**Given instruction:**
Write out all the entries word for word and omit any pictures.

**Provided data:**
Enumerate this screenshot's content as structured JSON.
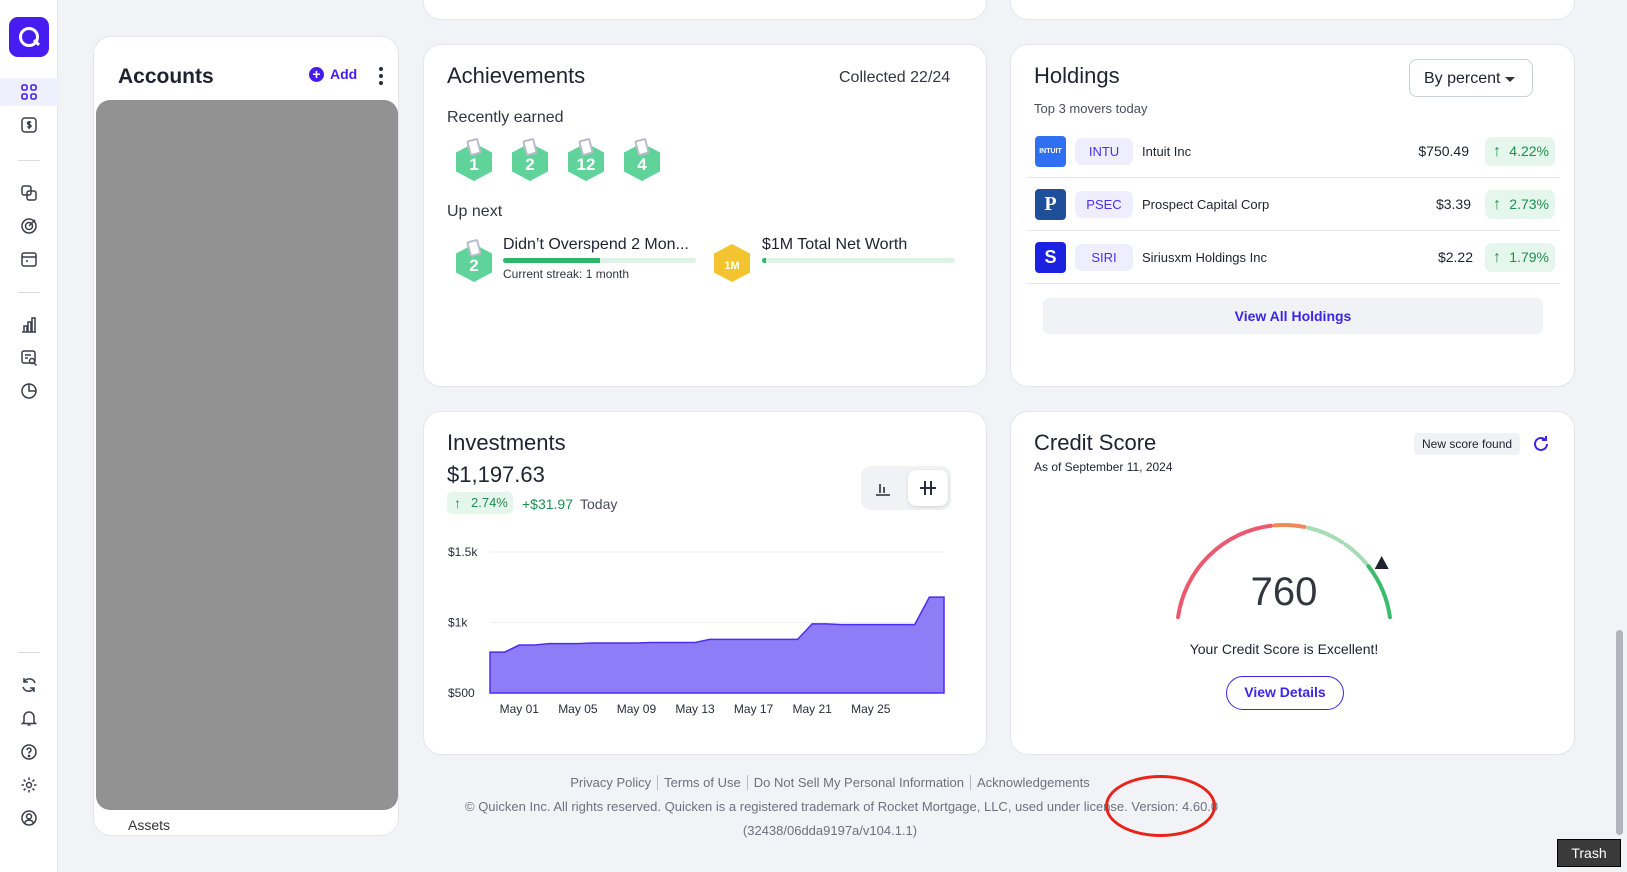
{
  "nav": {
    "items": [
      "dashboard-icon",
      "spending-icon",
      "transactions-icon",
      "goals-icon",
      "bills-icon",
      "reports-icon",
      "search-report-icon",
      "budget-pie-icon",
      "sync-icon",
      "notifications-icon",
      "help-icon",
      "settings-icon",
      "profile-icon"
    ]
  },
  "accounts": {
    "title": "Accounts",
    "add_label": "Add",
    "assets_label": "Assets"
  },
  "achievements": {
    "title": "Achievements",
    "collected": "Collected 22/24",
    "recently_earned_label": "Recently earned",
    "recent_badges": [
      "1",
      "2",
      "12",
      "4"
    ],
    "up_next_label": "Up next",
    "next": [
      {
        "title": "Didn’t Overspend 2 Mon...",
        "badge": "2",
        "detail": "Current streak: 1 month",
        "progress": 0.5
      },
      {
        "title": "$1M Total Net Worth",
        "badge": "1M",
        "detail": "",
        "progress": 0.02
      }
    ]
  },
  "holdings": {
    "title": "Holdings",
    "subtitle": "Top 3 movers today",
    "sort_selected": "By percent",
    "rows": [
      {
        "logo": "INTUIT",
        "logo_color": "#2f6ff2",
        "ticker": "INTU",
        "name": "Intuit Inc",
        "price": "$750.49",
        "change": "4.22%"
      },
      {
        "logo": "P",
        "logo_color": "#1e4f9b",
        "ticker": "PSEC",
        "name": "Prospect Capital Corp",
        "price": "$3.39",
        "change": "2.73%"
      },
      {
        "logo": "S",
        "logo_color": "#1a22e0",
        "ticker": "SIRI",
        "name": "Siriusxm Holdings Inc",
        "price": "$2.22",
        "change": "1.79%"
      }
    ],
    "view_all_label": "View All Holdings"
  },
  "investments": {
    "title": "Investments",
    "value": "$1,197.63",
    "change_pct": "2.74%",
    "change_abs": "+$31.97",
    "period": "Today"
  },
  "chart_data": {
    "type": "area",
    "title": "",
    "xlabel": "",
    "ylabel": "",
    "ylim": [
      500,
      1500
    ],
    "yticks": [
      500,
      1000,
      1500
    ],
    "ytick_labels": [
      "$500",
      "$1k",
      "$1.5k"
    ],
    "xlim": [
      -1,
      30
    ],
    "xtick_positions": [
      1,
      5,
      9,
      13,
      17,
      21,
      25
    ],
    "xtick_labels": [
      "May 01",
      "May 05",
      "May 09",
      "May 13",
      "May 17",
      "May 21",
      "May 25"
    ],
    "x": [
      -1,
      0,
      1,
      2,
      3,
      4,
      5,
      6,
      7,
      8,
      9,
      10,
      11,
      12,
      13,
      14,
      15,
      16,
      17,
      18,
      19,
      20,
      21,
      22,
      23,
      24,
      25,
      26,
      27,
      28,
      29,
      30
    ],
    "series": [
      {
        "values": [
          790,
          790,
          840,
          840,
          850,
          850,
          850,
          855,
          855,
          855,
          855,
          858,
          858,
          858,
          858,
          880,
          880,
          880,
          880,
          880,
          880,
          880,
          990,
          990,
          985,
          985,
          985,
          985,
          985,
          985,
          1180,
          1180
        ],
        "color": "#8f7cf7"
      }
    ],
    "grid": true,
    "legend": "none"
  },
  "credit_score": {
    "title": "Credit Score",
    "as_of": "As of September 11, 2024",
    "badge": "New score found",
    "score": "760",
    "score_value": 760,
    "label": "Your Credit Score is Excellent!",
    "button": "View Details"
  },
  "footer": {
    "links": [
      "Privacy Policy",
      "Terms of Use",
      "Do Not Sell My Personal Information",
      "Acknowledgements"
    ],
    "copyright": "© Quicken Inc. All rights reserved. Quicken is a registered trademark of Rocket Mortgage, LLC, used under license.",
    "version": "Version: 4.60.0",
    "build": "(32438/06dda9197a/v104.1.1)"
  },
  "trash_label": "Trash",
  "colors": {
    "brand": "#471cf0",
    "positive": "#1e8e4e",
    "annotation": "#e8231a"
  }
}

**Solution for this exercise:**
Enumerate this screenshot's content as structured JSON.
{
  "nav": {
    "items": [
      "dashboard-icon",
      "spending-icon",
      "transactions-icon",
      "goals-icon",
      "bills-icon",
      "reports-icon",
      "search-report-icon",
      "budget-pie-icon",
      "sync-icon",
      "notifications-icon",
      "help-icon",
      "settings-icon",
      "profile-icon"
    ]
  },
  "accounts": {
    "title": "Accounts",
    "add_label": "Add",
    "assets_label": "Assets"
  },
  "achievements": {
    "title": "Achievements",
    "collected": "Collected 22/24",
    "recently_earned_label": "Recently earned",
    "recent_badges": [
      "1",
      "2",
      "12",
      "4"
    ],
    "up_next_label": "Up next",
    "next": [
      {
        "title": "Didn’t Overspend 2 Mon...",
        "badge": "2",
        "detail": "Current streak: 1 month",
        "progress": 0.5
      },
      {
        "title": "$1M Total Net Worth",
        "badge": "1M",
        "detail": "",
        "progress": 0.02
      }
    ]
  },
  "holdings": {
    "title": "Holdings",
    "subtitle": "Top 3 movers today",
    "sort_selected": "By percent",
    "rows": [
      {
        "logo": "INTUIT",
        "logo_color": "#2f6ff2",
        "ticker": "INTU",
        "name": "Intuit Inc",
        "price": "$750.49",
        "change": "4.22%"
      },
      {
        "logo": "P",
        "logo_color": "#1e4f9b",
        "ticker": "PSEC",
        "name": "Prospect Capital Corp",
        "price": "$3.39",
        "change": "2.73%"
      },
      {
        "logo": "S",
        "logo_color": "#1a22e0",
        "ticker": "SIRI",
        "name": "Siriusxm Holdings Inc",
        "price": "$2.22",
        "change": "1.79%"
      }
    ],
    "view_all_label": "View All Holdings"
  },
  "investments": {
    "title": "Investments",
    "value": "$1,197.63",
    "change_pct": "2.74%",
    "change_abs": "+$31.97",
    "period": "Today"
  },
  "chart_data": {
    "type": "area",
    "title": "",
    "xlabel": "",
    "ylabel": "",
    "ylim": [
      500,
      1500
    ],
    "yticks": [
      500,
      1000,
      1500
    ],
    "ytick_labels": [
      "$500",
      "$1k",
      "$1.5k"
    ],
    "xlim": [
      -1,
      30
    ],
    "xtick_positions": [
      1,
      5,
      9,
      13,
      17,
      21,
      25
    ],
    "xtick_labels": [
      "May 01",
      "May 05",
      "May 09",
      "May 13",
      "May 17",
      "May 21",
      "May 25"
    ],
    "x": [
      -1,
      0,
      1,
      2,
      3,
      4,
      5,
      6,
      7,
      8,
      9,
      10,
      11,
      12,
      13,
      14,
      15,
      16,
      17,
      18,
      19,
      20,
      21,
      22,
      23,
      24,
      25,
      26,
      27,
      28,
      29,
      30
    ],
    "series": [
      {
        "values": [
          790,
          790,
          840,
          840,
          850,
          850,
          850,
          855,
          855,
          855,
          855,
          858,
          858,
          858,
          858,
          880,
          880,
          880,
          880,
          880,
          880,
          880,
          990,
          990,
          985,
          985,
          985,
          985,
          985,
          985,
          1180,
          1180
        ],
        "color": "#8f7cf7"
      }
    ],
    "grid": true,
    "legend": "none"
  },
  "credit_score": {
    "title": "Credit Score",
    "as_of": "As of September 11, 2024",
    "badge": "New score found",
    "score": "760",
    "score_value": 760,
    "label": "Your Credit Score is Excellent!",
    "button": "View Details"
  },
  "footer": {
    "links": [
      "Privacy Policy",
      "Terms of Use",
      "Do Not Sell My Personal Information",
      "Acknowledgements"
    ],
    "copyright": "© Quicken Inc. All rights reserved. Quicken is a registered trademark of Rocket Mortgage, LLC, used under license.",
    "version": "Version: 4.60.0",
    "build": "(32438/06dda9197a/v104.1.1)"
  },
  "trash_label": "Trash",
  "colors": {
    "brand": "#471cf0",
    "positive": "#1e8e4e",
    "annotation": "#e8231a"
  }
}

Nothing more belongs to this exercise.